WHAT THIS TASK INVOLVES: In the listing below, find every line with the string "hoger" and pull it out.

-------------------------

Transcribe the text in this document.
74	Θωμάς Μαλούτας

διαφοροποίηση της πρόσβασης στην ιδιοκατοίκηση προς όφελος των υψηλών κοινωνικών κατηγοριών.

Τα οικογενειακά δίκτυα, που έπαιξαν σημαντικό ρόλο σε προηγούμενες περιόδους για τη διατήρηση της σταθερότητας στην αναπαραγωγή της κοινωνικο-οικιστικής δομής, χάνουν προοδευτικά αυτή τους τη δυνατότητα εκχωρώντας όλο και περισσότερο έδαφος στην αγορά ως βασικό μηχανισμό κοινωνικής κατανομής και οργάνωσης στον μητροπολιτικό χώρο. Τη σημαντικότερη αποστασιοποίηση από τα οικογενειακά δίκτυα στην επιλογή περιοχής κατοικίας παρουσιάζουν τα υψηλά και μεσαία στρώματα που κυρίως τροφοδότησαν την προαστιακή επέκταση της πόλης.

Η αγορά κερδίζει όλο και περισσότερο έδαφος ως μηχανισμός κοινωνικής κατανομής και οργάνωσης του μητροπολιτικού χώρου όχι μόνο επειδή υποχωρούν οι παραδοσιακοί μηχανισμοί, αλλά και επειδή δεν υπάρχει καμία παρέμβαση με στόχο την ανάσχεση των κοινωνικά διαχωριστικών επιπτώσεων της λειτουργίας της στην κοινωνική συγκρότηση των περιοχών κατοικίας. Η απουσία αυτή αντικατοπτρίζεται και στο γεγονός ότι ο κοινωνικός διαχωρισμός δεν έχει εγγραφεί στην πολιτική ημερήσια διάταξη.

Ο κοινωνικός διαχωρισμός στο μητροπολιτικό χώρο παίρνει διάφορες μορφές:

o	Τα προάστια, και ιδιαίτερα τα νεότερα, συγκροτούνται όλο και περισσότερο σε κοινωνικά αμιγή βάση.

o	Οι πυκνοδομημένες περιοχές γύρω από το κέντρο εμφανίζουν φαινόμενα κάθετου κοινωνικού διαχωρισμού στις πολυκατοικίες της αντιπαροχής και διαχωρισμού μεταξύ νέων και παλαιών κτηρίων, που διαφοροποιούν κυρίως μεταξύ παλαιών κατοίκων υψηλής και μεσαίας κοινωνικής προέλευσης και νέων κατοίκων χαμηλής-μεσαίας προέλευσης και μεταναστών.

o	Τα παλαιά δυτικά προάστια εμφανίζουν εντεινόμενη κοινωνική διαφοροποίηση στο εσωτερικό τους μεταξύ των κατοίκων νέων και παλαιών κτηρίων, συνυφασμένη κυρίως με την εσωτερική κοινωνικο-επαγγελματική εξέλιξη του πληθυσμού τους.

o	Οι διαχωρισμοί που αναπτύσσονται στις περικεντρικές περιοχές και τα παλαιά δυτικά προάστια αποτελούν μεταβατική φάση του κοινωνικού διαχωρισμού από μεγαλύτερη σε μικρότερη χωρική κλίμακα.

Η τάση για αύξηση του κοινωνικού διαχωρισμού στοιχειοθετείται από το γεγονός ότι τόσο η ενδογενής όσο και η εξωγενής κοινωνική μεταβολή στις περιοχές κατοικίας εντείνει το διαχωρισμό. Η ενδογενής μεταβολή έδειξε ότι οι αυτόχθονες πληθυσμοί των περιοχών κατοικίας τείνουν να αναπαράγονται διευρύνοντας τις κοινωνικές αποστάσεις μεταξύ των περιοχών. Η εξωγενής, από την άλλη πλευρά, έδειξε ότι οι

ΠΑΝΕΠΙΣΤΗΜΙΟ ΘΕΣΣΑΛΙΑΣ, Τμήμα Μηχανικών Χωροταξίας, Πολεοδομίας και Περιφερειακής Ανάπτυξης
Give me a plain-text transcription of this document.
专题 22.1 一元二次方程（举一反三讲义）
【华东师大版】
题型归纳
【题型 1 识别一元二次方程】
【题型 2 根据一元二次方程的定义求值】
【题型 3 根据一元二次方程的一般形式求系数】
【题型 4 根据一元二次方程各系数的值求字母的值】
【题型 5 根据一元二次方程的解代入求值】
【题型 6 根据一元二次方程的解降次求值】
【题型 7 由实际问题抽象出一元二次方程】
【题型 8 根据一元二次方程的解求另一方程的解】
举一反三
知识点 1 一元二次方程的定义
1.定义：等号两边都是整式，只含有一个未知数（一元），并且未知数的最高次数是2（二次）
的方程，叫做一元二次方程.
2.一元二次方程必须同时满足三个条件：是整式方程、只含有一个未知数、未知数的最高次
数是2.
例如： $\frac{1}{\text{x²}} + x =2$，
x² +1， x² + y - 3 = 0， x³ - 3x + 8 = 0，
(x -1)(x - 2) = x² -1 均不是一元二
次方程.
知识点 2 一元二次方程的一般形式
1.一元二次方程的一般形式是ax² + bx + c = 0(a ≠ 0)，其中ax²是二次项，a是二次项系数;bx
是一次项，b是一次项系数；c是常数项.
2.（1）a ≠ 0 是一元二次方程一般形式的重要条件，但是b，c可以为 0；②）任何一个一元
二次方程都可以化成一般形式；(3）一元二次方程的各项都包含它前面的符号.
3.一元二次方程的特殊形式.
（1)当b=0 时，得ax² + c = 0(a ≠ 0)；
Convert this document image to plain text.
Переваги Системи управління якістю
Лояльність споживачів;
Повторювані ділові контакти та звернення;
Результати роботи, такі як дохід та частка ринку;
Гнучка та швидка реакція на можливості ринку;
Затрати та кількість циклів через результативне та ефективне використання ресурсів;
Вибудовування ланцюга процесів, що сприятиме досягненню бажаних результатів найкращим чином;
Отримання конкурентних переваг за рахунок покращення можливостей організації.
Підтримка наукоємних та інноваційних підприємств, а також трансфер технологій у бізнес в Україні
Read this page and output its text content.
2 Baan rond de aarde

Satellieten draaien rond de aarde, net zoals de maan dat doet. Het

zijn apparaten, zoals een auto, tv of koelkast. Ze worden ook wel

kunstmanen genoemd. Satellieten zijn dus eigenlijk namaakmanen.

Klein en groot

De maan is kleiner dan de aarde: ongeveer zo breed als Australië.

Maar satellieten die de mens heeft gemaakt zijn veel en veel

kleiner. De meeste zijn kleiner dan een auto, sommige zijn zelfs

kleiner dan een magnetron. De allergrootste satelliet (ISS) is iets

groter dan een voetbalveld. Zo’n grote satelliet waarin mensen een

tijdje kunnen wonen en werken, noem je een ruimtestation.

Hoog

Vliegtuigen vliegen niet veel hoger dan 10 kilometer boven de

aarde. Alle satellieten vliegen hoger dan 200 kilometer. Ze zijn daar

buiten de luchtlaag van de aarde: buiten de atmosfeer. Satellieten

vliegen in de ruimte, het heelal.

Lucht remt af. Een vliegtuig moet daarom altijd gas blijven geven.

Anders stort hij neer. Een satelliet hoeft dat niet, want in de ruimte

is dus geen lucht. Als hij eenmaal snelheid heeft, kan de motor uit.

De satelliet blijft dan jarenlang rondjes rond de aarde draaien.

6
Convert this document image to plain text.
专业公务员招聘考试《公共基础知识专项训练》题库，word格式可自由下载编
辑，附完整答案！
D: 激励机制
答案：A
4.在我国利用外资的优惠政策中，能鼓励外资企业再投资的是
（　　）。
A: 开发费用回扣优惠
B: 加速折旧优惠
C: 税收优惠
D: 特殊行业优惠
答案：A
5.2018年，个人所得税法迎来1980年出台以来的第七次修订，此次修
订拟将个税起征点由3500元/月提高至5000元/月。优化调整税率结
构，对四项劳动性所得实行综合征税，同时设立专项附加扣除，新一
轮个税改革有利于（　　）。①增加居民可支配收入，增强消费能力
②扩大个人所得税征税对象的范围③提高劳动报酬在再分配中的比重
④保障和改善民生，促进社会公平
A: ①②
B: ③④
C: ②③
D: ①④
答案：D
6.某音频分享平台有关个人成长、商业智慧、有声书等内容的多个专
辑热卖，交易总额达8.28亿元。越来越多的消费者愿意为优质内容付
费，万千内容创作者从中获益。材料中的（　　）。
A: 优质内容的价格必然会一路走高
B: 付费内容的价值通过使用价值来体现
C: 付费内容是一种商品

-------------------------

RESPONSE TO THIS TASK:
Vliegtuigen vliegen niet veel hoger dan 10 kilometer boven de
aarde. Alle satellieten vliegen hoger dan 200 kilometer. Ze zijn daar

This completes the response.